**What is expected**
Search the material below for the string "信心深い女公爵" and extract each line that has it.

**Dataset content**

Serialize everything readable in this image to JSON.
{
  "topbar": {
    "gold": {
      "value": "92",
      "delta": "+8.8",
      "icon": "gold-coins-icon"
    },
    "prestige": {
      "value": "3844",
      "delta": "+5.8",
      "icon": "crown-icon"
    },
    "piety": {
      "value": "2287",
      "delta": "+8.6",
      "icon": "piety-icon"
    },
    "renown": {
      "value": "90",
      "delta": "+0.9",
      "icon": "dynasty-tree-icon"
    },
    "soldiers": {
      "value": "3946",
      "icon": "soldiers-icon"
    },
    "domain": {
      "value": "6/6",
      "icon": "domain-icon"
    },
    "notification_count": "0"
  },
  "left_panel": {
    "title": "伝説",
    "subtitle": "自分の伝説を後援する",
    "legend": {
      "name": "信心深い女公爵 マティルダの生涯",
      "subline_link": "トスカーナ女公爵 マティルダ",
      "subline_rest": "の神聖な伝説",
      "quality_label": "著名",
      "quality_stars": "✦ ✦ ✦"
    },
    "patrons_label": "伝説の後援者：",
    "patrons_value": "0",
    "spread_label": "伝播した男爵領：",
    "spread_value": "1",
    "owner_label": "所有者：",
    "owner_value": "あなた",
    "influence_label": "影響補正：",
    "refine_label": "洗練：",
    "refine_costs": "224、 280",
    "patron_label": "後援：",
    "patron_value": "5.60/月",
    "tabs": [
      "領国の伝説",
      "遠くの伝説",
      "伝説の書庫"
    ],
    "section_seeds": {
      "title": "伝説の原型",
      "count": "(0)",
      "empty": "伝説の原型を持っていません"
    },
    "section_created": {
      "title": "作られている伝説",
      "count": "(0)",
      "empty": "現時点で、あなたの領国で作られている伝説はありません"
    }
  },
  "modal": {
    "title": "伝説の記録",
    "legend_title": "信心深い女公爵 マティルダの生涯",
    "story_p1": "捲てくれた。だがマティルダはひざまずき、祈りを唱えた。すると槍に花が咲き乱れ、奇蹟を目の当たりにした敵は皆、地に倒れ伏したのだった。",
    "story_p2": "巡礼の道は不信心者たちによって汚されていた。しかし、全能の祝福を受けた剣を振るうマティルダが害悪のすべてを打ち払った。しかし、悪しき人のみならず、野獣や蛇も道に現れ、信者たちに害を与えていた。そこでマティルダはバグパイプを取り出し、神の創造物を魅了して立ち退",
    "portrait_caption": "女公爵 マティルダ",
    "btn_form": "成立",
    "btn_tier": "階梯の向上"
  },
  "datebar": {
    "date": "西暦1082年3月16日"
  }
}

**Result of the exercise**
      "name": "信心深い女公爵 マティルダの生涯",
    "legend_title": "信心深い女公爵 マティルダの生涯",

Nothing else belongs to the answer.